[Records from a collection of figures]
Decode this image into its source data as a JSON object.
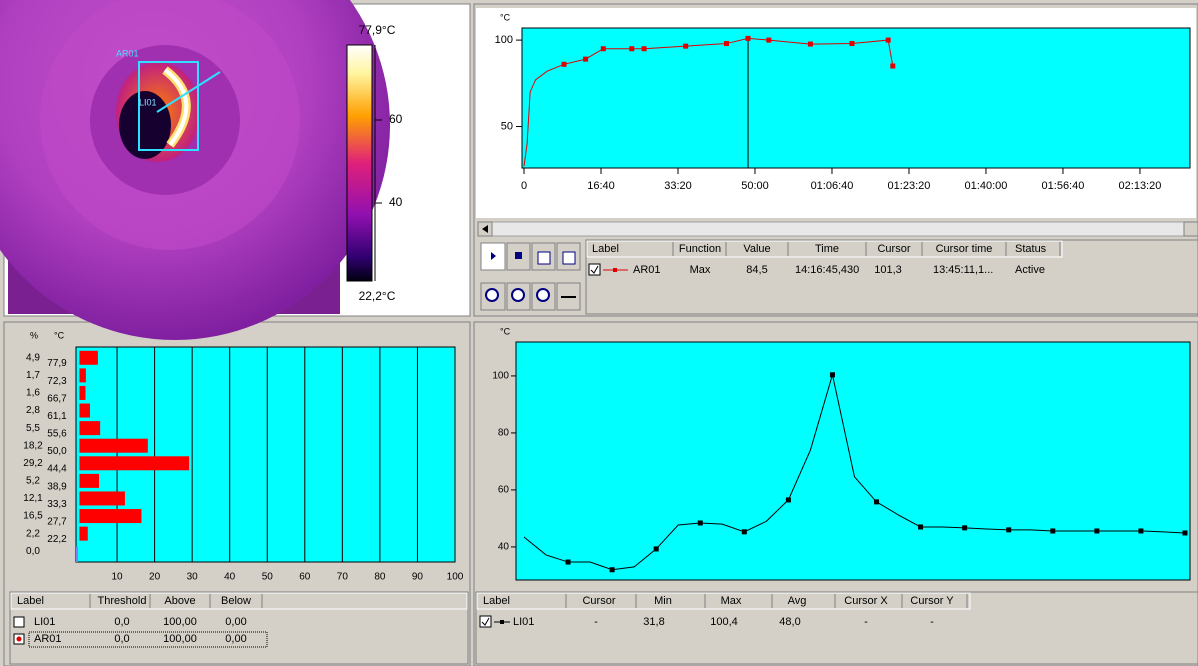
{
  "image_panel": {
    "roi_labels": [
      "AR01",
      "LI01"
    ],
    "scale_max": "77,9°C",
    "scale_min": "22,2°C",
    "scale_ticks": [
      "60",
      "40"
    ]
  },
  "time_chart": {
    "type": "line",
    "y_unit": "°C",
    "xlim": [
      0,
      8650
    ],
    "ylim": [
      26,
      107
    ],
    "yticks": [
      50,
      100
    ],
    "xticks": [
      0,
      {
        "value": 1000,
        "label": "16:40"
      },
      {
        "value": 2000,
        "label": "33:20"
      },
      {
        "value": 3000,
        "label": "50:00"
      },
      {
        "value": 4000,
        "label": "01:06:40"
      },
      {
        "value": 5000,
        "label": "01:23:20"
      },
      {
        "value": 6000,
        "label": "01:40:00"
      },
      {
        "value": 7000,
        "label": "01:56:40"
      },
      {
        "value": 8000,
        "label": "02:13:20"
      }
    ],
    "x": [
      0,
      40,
      80,
      150,
      300,
      520,
      800,
      1030,
      1400,
      1560,
      2100,
      2630,
      2910,
      3180,
      3720,
      4260,
      4730,
      4790
    ],
    "series": [
      {
        "color": "#e00000",
        "values": [
          27,
          40,
          70,
          77,
          82,
          86,
          89,
          95,
          95,
          95,
          96.5,
          98,
          101,
          100,
          97.7,
          98,
          100,
          85
        ]
      }
    ],
    "cursor_x": 2910
  },
  "time_table": {
    "headers": [
      "Label",
      "Function",
      "Value",
      "Time",
      "Cursor",
      "Cursor time",
      "Status"
    ],
    "rows": [
      [
        "AR01",
        "Max",
        "84,5",
        "14:16:45,430",
        "101,3",
        "13:45:11,1...",
        "Active"
      ]
    ]
  },
  "histogram": {
    "type": "bar",
    "y_units": [
      "%",
      "°C"
    ],
    "values": [
      4.9,
      1.7,
      1.6,
      2.8,
      5.5,
      18.2,
      29.2,
      5.2,
      12.1,
      16.5,
      2.2,
      0.0
    ],
    "value_labels": [
      "4,9",
      "1,7",
      "1,6",
      "2,8",
      "5,5",
      "18,2",
      "29,2",
      "5,2",
      "12,1",
      "16,5",
      "2,2",
      "0,0"
    ],
    "edge_labels": [
      "77,9",
      "72,3",
      "66,7",
      "61,1",
      "55,6",
      "50,0",
      "44,4",
      "38,9",
      "33,3",
      "27,7",
      "22,2"
    ],
    "xlim": [
      0,
      100
    ],
    "xticks": [
      10,
      20,
      30,
      40,
      50,
      60,
      70,
      80,
      90,
      100
    ],
    "color": "#ff0000",
    "grid": true
  },
  "histogram_table": {
    "headers": [
      "Label",
      "Threshold",
      "Above",
      "Below"
    ],
    "rows": [
      [
        "LI01",
        "0,0",
        "100,00",
        "0,00"
      ],
      [
        "AR01",
        "0,0",
        "100,00",
        "0,00"
      ]
    ]
  },
  "profile_chart": {
    "type": "line",
    "y_unit": "°C",
    "ylim": [
      28.4,
      111.9
    ],
    "yticks": [
      40,
      60,
      80,
      100
    ],
    "series": [
      {
        "color": "#000000",
        "values": [
          43.5,
          37.2,
          34.7,
          34.7,
          32,
          33,
          39.3,
          47.7,
          48.4,
          48,
          45.3,
          49,
          56.5,
          74,
          100.4,
          64.6,
          55.8,
          51.2,
          47,
          47,
          46.7,
          46.3,
          46,
          46,
          45.6,
          45.6,
          45.6,
          45.6,
          45.6,
          45.3,
          44.9
        ]
      }
    ]
  },
  "profile_table": {
    "headers": [
      "Label",
      "Cursor",
      "Min",
      "Max",
      "Avg",
      "Cursor X",
      "Cursor Y"
    ],
    "rows": [
      [
        "LI01",
        "-",
        "31,8",
        "100,4",
        "48,0",
        "-",
        "-"
      ]
    ]
  }
}
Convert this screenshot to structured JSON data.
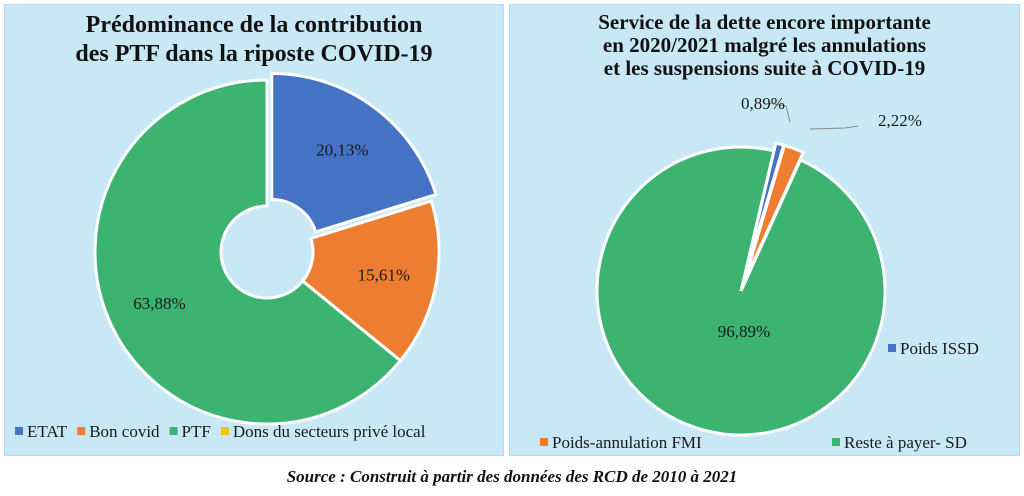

● **What needs to be done**
Find the word "JSON" and list each line it appears in.

● **Solution for this exercise**
Decode this image into its source data as a JSON object.
Convert this screenshot to structured JSON data.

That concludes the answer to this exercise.